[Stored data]
■ ■ ■
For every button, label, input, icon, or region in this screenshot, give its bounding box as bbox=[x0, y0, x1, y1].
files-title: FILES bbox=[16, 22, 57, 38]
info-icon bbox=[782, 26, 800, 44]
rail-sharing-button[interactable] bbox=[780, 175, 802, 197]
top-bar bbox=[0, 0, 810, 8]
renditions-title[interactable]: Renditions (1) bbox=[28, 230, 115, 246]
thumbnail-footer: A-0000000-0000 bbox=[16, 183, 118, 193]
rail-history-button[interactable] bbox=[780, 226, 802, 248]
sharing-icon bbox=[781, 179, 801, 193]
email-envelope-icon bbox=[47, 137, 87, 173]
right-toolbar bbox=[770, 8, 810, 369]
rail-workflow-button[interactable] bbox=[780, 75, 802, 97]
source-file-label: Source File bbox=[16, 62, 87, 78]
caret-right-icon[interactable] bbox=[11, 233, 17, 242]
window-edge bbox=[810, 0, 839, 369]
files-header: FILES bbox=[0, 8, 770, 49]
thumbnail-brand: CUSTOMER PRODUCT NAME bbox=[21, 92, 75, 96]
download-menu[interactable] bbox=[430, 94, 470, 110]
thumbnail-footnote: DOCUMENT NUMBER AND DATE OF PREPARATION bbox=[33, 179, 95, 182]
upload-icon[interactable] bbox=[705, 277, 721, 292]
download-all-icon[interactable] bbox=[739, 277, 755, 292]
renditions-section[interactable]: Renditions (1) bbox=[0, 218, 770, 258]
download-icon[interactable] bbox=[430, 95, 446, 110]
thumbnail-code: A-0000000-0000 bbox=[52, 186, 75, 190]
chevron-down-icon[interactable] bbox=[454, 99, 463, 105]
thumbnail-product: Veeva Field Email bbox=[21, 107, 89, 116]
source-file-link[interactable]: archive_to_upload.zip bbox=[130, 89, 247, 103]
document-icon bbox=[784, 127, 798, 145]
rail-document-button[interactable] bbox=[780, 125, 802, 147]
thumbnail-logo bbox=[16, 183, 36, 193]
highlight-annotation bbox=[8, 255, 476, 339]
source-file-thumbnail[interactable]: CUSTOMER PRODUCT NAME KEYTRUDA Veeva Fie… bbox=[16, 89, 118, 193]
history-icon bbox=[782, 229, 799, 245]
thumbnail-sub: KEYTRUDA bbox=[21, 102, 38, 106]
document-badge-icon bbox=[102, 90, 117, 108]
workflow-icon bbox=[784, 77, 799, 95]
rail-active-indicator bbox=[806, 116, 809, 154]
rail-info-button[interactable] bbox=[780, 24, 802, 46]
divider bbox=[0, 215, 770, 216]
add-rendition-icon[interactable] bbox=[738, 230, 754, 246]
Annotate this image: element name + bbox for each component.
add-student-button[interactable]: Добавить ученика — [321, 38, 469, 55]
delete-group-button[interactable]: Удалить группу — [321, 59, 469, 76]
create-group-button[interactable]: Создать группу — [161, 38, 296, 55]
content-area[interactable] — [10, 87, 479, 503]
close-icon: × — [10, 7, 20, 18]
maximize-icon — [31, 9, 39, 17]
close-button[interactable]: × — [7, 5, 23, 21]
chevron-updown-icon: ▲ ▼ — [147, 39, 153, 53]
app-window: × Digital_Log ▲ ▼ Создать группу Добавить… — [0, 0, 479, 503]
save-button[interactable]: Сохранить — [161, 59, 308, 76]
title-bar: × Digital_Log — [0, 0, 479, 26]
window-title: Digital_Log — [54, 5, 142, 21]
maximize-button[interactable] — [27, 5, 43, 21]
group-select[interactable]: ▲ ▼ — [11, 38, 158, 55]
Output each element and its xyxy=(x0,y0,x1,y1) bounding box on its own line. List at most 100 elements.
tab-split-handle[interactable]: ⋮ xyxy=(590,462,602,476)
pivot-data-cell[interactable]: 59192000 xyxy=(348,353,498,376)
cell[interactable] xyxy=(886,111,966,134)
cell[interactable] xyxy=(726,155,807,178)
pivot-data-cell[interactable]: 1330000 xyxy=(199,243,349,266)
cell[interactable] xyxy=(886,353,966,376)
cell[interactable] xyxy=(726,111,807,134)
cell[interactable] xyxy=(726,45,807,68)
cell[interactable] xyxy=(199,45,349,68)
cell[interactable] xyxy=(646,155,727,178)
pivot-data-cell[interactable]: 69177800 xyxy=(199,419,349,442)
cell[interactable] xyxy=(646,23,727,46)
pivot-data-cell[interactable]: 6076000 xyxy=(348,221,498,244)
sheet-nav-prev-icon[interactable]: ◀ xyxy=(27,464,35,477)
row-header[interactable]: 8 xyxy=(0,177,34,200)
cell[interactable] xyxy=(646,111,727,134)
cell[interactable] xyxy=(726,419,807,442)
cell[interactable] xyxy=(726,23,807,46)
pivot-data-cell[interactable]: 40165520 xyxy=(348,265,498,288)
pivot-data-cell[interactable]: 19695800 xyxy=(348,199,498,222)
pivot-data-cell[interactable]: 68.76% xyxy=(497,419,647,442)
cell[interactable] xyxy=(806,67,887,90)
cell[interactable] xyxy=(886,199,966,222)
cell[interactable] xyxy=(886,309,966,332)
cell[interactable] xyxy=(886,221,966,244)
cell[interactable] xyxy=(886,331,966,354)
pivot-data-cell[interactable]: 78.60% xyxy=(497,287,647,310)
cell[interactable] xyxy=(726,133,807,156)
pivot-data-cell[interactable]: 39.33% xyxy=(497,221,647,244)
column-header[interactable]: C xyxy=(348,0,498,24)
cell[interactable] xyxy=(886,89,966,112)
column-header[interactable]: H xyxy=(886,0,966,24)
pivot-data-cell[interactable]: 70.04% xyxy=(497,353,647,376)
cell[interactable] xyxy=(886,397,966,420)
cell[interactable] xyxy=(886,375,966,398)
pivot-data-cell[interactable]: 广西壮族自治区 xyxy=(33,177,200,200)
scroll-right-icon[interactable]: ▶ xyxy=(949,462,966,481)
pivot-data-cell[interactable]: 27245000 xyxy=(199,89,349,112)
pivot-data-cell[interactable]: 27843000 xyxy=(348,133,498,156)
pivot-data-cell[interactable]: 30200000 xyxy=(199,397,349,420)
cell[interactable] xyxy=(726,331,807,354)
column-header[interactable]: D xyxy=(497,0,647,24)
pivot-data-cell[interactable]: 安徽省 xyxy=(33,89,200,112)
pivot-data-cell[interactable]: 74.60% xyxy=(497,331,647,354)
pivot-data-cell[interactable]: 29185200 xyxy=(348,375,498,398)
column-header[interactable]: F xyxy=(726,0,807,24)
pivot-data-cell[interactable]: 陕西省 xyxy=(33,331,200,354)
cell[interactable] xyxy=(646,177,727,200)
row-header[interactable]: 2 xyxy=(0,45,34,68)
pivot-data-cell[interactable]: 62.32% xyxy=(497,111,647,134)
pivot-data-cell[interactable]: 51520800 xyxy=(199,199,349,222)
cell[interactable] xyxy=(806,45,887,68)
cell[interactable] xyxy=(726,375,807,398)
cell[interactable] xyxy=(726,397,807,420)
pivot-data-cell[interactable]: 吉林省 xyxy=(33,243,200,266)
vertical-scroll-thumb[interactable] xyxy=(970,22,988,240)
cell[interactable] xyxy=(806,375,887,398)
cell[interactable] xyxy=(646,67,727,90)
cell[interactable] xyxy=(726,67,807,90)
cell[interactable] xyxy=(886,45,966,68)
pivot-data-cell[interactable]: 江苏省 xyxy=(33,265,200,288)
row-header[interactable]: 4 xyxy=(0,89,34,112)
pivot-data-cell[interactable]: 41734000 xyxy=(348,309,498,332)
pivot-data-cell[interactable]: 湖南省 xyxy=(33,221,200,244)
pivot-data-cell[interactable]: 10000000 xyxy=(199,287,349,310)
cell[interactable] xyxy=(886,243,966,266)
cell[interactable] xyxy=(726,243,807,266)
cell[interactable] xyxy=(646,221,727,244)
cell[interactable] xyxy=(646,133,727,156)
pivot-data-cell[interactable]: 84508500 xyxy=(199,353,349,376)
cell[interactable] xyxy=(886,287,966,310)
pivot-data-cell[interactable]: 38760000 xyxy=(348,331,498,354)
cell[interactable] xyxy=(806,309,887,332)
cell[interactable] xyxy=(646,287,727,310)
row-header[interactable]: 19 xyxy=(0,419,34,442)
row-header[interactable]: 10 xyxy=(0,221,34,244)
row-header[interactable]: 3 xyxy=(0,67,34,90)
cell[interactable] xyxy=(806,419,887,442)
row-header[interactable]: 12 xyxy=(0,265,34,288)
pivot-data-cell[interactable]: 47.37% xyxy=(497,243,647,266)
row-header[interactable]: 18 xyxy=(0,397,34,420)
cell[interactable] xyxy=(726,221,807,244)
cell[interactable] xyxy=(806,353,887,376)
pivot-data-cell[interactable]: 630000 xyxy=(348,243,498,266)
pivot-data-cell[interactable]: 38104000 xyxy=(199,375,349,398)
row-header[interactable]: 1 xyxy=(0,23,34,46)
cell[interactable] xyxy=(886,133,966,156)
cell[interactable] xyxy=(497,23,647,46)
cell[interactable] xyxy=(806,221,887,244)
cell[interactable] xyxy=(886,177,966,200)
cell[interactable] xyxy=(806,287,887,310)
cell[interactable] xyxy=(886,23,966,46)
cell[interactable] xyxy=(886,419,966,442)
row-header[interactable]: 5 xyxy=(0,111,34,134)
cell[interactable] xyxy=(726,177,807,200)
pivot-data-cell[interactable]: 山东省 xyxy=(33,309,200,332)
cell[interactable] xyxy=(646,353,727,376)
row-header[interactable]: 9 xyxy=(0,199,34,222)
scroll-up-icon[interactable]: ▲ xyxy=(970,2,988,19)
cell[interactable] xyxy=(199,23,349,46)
■ ■ ■
◆ **SHORT PROBLEM**:
Copy the records word for word, starting at the very first line and ending with the line that contains "renditions-title[interactable]: Renditions (1)", with both of those lines included.

◆ **OUTPUT**:
For every button, label, input, icon, or region in this screenshot, give its bounding box as bbox=[x0, y0, x1, y1].
files-title: FILES bbox=[16, 22, 57, 38]
info-icon bbox=[782, 26, 800, 44]
rail-sharing-button[interactable] bbox=[780, 175, 802, 197]
top-bar bbox=[0, 0, 810, 8]
renditions-title[interactable]: Renditions (1) bbox=[28, 230, 115, 246]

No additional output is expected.